Collected data entries:
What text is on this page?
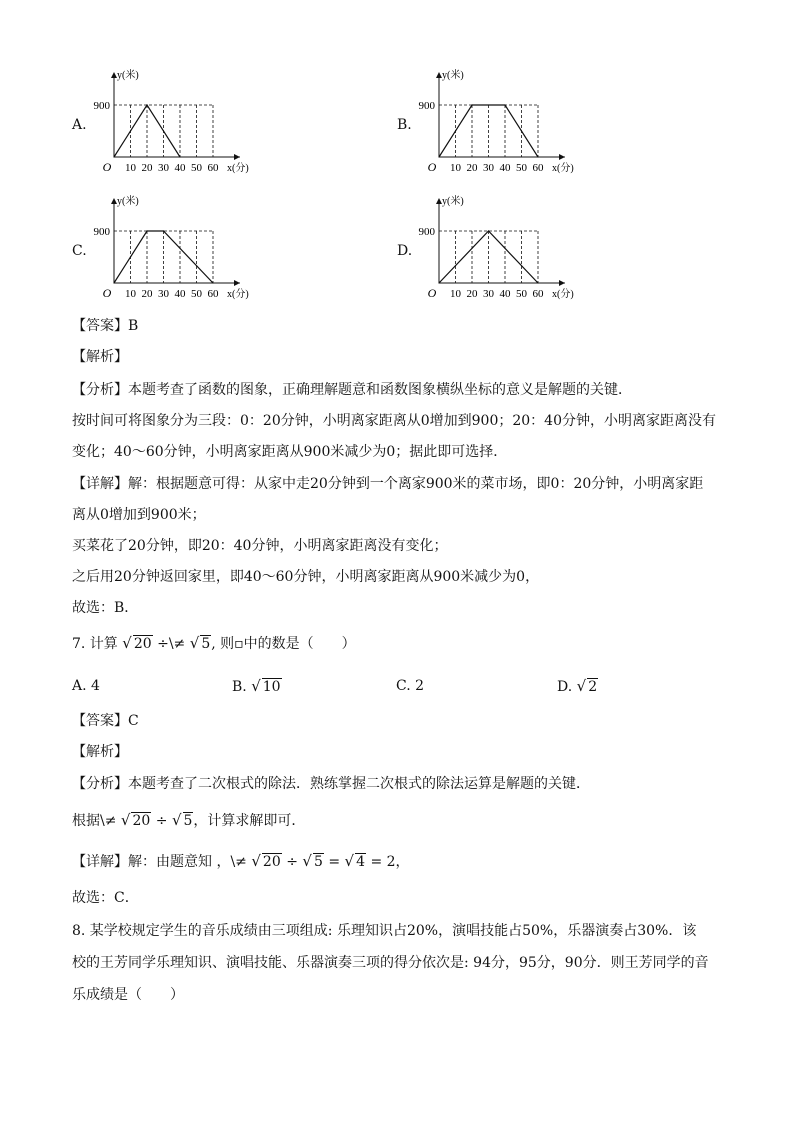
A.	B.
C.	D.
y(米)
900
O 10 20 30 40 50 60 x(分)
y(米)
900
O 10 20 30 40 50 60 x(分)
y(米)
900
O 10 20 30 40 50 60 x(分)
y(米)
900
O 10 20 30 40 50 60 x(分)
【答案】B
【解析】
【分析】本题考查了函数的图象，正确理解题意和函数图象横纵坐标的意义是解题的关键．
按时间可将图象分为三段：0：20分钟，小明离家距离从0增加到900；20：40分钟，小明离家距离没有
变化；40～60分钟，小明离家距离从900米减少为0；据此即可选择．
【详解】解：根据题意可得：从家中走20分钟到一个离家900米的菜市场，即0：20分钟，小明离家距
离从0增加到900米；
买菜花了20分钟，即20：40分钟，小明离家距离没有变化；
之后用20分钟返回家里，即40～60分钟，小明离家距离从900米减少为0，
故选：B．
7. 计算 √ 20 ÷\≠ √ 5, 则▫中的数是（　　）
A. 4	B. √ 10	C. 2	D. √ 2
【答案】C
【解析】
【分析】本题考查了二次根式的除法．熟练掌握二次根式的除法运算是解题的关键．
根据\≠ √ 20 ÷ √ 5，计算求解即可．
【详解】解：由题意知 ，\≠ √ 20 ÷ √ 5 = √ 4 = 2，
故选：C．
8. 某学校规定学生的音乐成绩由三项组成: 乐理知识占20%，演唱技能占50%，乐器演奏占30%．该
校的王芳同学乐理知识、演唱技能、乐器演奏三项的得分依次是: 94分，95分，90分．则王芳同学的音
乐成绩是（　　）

* * *

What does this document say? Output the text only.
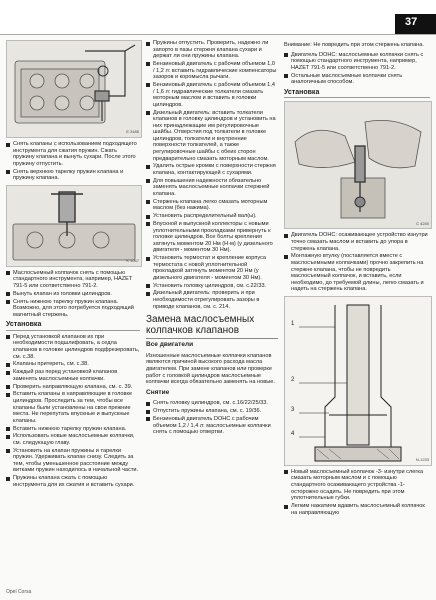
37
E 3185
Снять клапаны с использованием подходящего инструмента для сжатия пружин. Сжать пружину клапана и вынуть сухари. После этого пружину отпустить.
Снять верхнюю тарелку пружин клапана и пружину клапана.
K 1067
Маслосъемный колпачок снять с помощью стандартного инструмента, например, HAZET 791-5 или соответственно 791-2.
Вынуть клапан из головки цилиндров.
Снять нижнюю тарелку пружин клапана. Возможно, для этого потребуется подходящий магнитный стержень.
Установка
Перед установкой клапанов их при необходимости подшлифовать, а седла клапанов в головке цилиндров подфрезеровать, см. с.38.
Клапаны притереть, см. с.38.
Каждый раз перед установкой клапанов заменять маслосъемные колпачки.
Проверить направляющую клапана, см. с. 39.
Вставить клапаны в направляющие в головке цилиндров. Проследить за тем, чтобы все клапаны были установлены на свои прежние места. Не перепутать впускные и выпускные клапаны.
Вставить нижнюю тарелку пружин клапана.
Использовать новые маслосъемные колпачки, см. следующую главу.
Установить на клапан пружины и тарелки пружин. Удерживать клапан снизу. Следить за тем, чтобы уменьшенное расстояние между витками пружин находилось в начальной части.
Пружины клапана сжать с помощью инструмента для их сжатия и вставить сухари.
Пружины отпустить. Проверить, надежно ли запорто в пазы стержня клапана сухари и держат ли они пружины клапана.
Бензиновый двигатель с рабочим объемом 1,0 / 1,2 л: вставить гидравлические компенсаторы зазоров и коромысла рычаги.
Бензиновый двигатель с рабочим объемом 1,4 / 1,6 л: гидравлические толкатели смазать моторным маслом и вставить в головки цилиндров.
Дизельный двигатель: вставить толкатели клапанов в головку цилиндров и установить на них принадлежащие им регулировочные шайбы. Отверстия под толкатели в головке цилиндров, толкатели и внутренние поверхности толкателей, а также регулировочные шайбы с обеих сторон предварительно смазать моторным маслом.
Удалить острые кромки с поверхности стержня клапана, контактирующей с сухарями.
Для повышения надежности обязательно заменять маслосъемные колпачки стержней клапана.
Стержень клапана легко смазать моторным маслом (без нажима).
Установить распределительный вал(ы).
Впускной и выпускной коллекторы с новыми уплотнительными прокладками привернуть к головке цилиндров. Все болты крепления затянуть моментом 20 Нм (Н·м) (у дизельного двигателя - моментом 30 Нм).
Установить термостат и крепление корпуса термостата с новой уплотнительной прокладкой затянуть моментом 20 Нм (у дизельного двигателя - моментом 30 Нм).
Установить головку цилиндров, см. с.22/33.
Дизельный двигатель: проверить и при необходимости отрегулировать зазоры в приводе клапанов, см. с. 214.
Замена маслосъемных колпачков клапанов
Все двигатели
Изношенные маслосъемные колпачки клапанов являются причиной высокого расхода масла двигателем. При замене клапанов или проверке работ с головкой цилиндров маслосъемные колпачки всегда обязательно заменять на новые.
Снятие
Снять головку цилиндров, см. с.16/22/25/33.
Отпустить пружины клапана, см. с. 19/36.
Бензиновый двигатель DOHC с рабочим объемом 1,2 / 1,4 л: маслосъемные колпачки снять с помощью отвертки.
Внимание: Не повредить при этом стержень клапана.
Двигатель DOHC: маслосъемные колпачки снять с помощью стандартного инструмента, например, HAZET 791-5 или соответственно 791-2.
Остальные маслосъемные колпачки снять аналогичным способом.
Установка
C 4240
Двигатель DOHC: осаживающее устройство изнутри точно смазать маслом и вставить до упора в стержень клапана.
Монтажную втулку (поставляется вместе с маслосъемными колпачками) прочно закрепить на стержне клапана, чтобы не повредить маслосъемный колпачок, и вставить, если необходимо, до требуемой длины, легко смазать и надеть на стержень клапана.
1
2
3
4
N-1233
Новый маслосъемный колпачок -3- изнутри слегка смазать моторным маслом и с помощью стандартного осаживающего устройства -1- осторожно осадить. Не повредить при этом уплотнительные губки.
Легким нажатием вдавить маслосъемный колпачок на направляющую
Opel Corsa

[Task objective]: Find how many lines in the material hold the word "пружину" and state that number alone.

[Finished exercise]: 2